### Challenge
Transcribe each of the records below exactly, excluding all pictures.

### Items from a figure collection
· · ·
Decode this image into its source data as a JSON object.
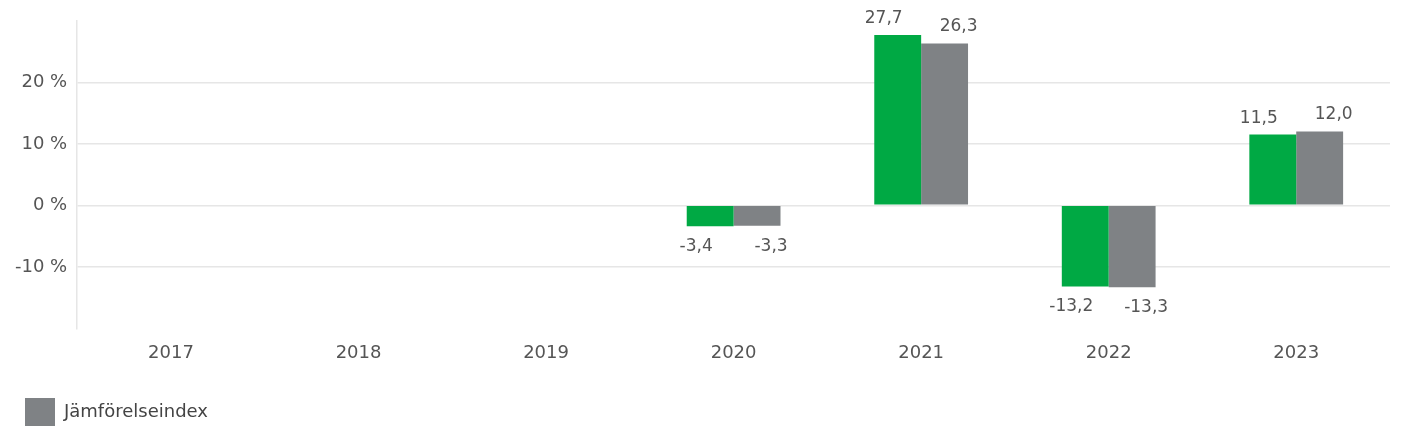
{
  "chart_data": {
    "type": "bar",
    "categories": [
      "2017",
      "2018",
      "2019",
      "2020",
      "2021",
      "2022",
      "2023"
    ],
    "series": [
      {
        "color": "#00a944",
        "values": [
          null,
          null,
          null,
          -3.4,
          27.7,
          -13.2,
          11.5
        ],
        "value_labels": [
          null,
          null,
          null,
          "-3,4",
          "27,7",
          "-13,2",
          "11,5"
        ]
      },
      {
        "name": "Jämförelseindex",
        "color": "#7f8285",
        "values": [
          null,
          null,
          null,
          -3.3,
          26.3,
          -13.3,
          12.0
        ],
        "value_labels": [
          null,
          null,
          null,
          "-3,3",
          "26,3",
          "-13,3",
          "12,0"
        ]
      }
    ],
    "ylim": [
      -20,
      30
    ],
    "yticks": [
      {
        "value": -10,
        "label": "-10 %"
      },
      {
        "value": 0,
        "label": "0 %"
      },
      {
        "value": 10,
        "label": "10 %"
      },
      {
        "value": 20,
        "label": "20 %"
      }
    ],
    "grid": "y",
    "legend": "bottom left"
  }
}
· · ·
### Correct answer
Decode this image into its source data as a JSON object.
{
  "chart_data": {
    "type": "bar",
    "categories": [
      "2017",
      "2018",
      "2019",
      "2020",
      "2021",
      "2022",
      "2023"
    ],
    "series": [
      {
        "color": "#00a944",
        "values": [
          null,
          null,
          null,
          -3.4,
          27.7,
          -13.2,
          11.5
        ],
        "value_labels": [
          null,
          null,
          null,
          "-3,4",
          "27,7",
          "-13,2",
          "11,5"
        ]
      },
      {
        "name": "Jämförelseindex",
        "color": "#7f8285",
        "values": [
          null,
          null,
          null,
          -3.3,
          26.3,
          -13.3,
          12.0
        ],
        "value_labels": [
          null,
          null,
          null,
          "-3,3",
          "26,3",
          "-13,3",
          "12,0"
        ]
      }
    ],
    "ylim": [
      -20,
      30
    ],
    "yticks": [
      {
        "value": -10,
        "label": "-10 %"
      },
      {
        "value": 0,
        "label": "0 %"
      },
      {
        "value": 10,
        "label": "10 %"
      },
      {
        "value": 20,
        "label": "20 %"
      }
    ],
    "grid": "y",
    "legend": "bottom left"
  }
}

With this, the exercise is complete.